• Stated problem: Lines containing the string "will" are to be counted; report only how many there are.

• Exercise material:
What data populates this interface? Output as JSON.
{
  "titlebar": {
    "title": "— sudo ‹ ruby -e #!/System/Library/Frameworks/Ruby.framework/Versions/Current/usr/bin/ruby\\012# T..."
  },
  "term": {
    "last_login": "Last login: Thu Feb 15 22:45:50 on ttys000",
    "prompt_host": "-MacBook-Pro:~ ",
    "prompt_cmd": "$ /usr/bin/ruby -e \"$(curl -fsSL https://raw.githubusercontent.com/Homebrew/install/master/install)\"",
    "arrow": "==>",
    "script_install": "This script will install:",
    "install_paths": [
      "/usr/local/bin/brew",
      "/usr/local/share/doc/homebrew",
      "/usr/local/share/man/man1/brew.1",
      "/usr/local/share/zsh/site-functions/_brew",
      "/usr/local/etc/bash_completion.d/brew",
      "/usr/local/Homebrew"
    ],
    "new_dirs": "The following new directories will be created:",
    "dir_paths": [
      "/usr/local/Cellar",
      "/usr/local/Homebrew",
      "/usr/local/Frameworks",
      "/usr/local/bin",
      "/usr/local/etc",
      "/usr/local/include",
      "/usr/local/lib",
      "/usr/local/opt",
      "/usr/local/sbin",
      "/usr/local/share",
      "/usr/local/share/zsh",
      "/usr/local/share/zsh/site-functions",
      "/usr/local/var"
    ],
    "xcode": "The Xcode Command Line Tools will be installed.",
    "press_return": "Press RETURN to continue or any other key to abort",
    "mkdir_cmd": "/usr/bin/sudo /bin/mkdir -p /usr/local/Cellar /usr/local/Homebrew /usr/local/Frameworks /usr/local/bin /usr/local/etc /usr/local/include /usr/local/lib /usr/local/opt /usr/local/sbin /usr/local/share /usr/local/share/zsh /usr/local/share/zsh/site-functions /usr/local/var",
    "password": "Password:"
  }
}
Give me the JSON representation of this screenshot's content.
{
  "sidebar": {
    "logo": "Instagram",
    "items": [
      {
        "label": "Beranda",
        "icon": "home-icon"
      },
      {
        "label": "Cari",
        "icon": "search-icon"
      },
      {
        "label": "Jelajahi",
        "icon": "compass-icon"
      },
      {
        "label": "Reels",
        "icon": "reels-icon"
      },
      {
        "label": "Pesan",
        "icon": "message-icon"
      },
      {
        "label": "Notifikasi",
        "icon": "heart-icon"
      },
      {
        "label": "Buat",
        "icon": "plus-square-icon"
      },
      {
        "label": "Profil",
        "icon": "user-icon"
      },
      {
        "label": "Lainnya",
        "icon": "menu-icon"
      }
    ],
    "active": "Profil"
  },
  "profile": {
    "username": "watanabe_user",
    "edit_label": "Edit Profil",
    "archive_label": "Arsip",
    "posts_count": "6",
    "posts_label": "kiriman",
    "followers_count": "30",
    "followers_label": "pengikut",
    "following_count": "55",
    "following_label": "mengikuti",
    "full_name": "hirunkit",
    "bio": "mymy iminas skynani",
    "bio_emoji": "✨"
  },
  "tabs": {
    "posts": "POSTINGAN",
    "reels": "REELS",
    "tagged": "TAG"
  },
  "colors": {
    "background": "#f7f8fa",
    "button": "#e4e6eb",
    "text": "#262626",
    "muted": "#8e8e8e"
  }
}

...

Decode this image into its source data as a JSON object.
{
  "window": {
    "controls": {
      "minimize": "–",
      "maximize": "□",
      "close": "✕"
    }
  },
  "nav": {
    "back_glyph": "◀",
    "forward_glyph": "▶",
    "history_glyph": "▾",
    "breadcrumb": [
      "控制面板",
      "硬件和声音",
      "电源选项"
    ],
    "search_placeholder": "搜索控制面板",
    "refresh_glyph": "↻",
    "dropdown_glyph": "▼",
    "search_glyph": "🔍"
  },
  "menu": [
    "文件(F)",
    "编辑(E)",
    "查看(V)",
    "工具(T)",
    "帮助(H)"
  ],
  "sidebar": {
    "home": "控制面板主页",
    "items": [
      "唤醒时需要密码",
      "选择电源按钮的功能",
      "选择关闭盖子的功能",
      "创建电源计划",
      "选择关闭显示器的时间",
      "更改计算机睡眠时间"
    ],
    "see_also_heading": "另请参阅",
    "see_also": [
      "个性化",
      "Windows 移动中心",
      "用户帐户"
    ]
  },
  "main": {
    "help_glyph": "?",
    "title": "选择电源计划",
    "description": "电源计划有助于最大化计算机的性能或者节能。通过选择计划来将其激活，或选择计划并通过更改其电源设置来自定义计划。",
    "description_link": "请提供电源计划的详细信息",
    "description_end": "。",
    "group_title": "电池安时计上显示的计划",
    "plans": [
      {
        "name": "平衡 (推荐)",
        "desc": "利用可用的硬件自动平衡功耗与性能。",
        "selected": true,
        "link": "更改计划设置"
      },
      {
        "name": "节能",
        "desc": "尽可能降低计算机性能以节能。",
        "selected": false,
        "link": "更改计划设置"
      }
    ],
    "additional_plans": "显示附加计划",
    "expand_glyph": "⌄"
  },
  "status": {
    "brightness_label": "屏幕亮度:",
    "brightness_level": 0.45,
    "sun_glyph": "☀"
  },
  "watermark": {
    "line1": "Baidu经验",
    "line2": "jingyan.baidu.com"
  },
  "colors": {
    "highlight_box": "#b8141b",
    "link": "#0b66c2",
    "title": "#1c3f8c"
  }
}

• Task result: 3